Aim. Exclude the pictures and reproduce the remaining data exactly as written.

## BEGIN

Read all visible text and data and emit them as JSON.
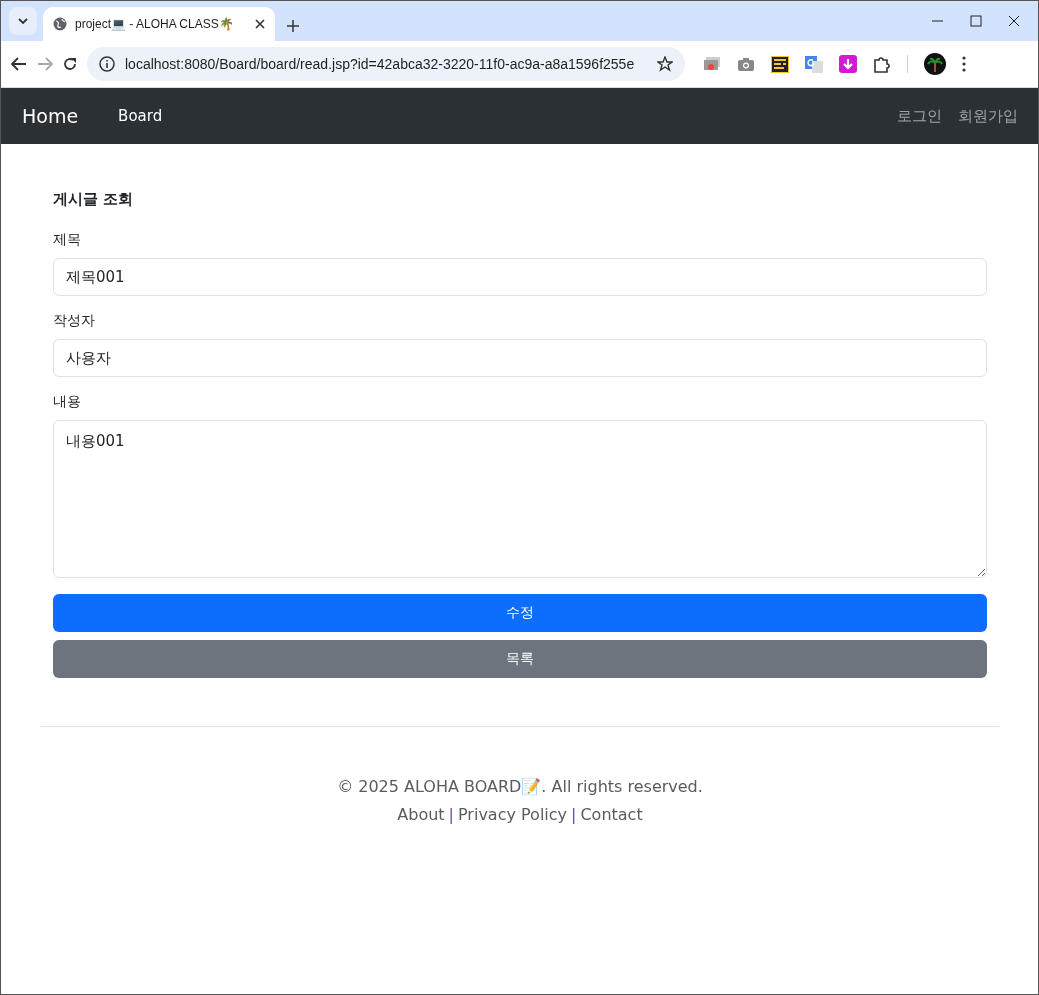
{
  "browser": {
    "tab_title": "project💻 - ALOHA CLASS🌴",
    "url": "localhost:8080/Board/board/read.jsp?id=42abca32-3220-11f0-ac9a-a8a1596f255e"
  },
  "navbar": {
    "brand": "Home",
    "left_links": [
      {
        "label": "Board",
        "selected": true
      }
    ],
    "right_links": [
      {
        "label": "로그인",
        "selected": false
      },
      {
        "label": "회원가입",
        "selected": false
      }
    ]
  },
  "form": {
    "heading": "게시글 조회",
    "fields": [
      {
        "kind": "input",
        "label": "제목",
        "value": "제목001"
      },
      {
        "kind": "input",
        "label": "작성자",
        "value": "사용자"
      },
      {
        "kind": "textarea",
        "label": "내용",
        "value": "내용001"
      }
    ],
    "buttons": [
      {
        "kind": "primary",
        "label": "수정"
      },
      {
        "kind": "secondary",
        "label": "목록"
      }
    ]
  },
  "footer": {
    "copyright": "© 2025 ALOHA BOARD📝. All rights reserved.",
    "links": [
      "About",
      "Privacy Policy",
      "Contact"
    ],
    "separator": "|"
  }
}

## END

Exercise result.
Read all visible text and data and emit them as JSON.
{
  "browser": {
    "tab_title": "project💻 - ALOHA CLASS🌴",
    "url": "localhost:8080/Board/board/read.jsp?id=42abca32-3220-11f0-ac9a-a8a1596f255e"
  },
  "navbar": {
    "brand": "Home",
    "left_links": [
      {
        "label": "Board",
        "selected": true
      }
    ],
    "right_links": [
      {
        "label": "로그인",
        "selected": false
      },
      {
        "label": "회원가입",
        "selected": false
      }
    ]
  },
  "form": {
    "heading": "게시글 조회",
    "fields": [
      {
        "kind": "input",
        "label": "제목",
        "value": "제목001"
      },
      {
        "kind": "input",
        "label": "작성자",
        "value": "사용자"
      },
      {
        "kind": "textarea",
        "label": "내용",
        "value": "내용001"
      }
    ],
    "buttons": [
      {
        "kind": "primary",
        "label": "수정"
      },
      {
        "kind": "secondary",
        "label": "목록"
      }
    ]
  },
  "footer": {
    "copyright": "© 2025 ALOHA BOARD📝. All rights reserved.",
    "links": [
      "About",
      "Privacy Policy",
      "Contact"
    ],
    "separator": "|"
  }
}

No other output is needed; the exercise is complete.